WRITTEN REQUEST >> Restate the records below word for word.

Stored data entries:
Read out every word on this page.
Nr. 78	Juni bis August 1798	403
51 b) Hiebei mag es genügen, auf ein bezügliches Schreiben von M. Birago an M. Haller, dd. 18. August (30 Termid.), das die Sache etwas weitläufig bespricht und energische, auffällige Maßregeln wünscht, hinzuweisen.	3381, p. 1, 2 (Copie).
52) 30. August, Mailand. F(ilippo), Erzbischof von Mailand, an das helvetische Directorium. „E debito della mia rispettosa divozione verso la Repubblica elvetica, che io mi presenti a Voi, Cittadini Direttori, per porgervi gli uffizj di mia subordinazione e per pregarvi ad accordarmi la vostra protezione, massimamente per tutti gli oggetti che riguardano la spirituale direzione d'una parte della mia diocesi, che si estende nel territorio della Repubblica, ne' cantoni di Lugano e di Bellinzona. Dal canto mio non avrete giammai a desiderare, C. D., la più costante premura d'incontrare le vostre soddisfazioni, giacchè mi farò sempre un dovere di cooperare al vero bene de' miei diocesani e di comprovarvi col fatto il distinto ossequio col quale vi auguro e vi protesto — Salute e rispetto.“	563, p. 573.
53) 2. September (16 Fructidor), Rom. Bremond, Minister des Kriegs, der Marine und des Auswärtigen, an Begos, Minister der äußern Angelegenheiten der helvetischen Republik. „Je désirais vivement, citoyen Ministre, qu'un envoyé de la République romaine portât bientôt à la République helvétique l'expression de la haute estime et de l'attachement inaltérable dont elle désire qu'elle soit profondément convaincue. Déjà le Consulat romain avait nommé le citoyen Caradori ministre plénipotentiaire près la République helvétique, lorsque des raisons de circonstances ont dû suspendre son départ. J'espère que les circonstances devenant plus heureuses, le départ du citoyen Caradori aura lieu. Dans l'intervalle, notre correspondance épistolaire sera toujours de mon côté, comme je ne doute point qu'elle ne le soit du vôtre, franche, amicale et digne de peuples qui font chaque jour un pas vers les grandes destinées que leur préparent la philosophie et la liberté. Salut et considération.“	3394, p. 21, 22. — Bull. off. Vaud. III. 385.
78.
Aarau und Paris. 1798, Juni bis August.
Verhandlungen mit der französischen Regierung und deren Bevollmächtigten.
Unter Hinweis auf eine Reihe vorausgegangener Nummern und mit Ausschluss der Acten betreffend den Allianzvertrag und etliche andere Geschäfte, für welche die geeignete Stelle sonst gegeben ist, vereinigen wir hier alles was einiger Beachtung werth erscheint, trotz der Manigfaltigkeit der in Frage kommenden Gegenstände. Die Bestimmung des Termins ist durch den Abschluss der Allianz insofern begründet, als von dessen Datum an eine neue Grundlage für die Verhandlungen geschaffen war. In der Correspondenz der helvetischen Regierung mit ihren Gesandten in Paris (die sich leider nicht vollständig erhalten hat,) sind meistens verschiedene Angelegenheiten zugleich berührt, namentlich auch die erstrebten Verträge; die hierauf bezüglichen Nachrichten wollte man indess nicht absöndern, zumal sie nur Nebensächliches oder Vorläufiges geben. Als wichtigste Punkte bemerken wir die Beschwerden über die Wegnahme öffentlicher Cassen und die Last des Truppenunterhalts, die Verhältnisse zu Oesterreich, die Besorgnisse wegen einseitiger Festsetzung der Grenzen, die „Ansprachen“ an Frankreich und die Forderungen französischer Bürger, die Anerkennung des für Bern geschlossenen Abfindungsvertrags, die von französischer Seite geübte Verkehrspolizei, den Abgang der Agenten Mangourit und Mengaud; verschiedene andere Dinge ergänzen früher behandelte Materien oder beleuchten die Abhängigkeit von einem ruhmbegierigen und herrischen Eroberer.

REPLY TO THE EXERCISE >>
Read out every word on this page.
Nr. 78	Juni bis August 1798	403
51 b) Hiebei mag es genügen, auf ein bezügliches Schreiben von M. Birago an M. Haller, dd. 18. August (30 Termid.), das die Sache etwas weitläufig bespricht und energische, auffällige Maßregeln wünscht, hinzuweisen.	3381, p. 1, 2 (Copie).
52) 30. August, Mailand. F(ilippo), Erzbischof von Mailand, an das helvetische Directorium. „E debito della mia rispettosa divozione verso la Repubblica elvetica, che io mi presenti a Voi, Cittadini Direttori, per porgervi gli uffizj di mia subordinazione e per pregarvi ad accordarmi la vostra protezione, massimamente per tutti gli oggetti che riguardano la spirituale direzione d'una parte della mia diocesi, che si estende nel territorio della Repubblica, ne' cantoni di Lugano e di Bellinzona. Dal canto mio non avrete giammai a desiderare, C. D., la più costante premura d'incontrare le vostre soddisfazioni, giacchè mi farò sempre un dovere di cooperare al vero bene de' miei diocesani e di comprovarvi col fatto il distinto ossequio col quale vi auguro e vi protesto — Salute e rispetto.“	563, p. 573.
53) 2. September (16 Fructidor), Rom. Bremond, Minister des Kriegs, der Marine und des Auswärtigen, an Begos, Minister der äußern Angelegenheiten der helvetischen Republik. „Je désirais vivement, citoyen Ministre, qu'un envoyé de la République romaine portât bientôt à la République helvétique l'expression de la haute estime et de l'attachement inaltérable dont elle désire qu'elle soit profondément convaincue. Déjà le Consulat romain avait nommé le citoyen Caradori ministre plénipotentiaire près la République helvétique, lorsque des raisons de circonstances ont dû suspendre son départ. J'espère que les circonstances devenant plus heureuses, le départ du citoyen Caradori aura lieu. Dans l'intervalle, notre correspondance épistolaire sera toujours de mon côté, comme je ne doute point qu'elle ne le soit du vôtre, franche, amicale et digne de peuples qui font chaque jour un pas vers les grandes destinées que leur préparent la philosophie et la liberté. Salut et considération.“	3394, p. 21, 22. — Bull. off. Vaud. III. 385.
78.
Aarau und Paris. 1798, Juni bis August.
Verhandlungen mit der französischen Regierung und deren Bevollmächtigten.
Unter Hinweis auf eine Reihe vorausgegangener Nummern und mit Ausschluss der Acten betreffend den Allianzvertrag und etliche andere Geschäfte, für welche die geeignete Stelle sonst gegeben ist, vereinigen wir hier alles was einiger Beachtung werth erscheint, trotz der Manigfaltigkeit der in Frage kommenden Gegenstände. Die Bestimmung des Termins ist durch den Abschluss der Allianz insofern begründet, als von dessen Datum an eine neue Grundlage für die Verhandlungen geschaffen war. In der Correspondenz der helvetischen Regierung mit ihren Gesandten in Paris (die sich leider nicht vollständig erhalten hat,) sind meistens verschiedene Angelegenheiten zugleich berührt, namentlich auch die erstrebten Verträge; die hierauf bezüglichen Nachrichten wollte man indess nicht absöndern, zumal sie nur Nebensächliches oder Vorläufiges geben. Als wichtigste Punkte bemerken wir die Beschwerden über die Wegnahme öffentlicher Cassen und die Last des Truppenunterhalts, die Verhältnisse zu Oesterreich, die Besorgnisse wegen einseitiger Festsetzung der Grenzen, die „Ansprachen“ an Frankreich und die Forderungen französischer Bürger, die Anerkennung des für Bern geschlossenen Abfindungsvertrags, die von französischer Seite geübte Verkehrspolizei, den Abgang der Agenten Mangourit und Mengaud; verschiedene andere Dinge ergänzen früher behandelte Materien oder beleuchten die Abhängigkeit von einem ruhmbegierigen und herrischen Eroberer.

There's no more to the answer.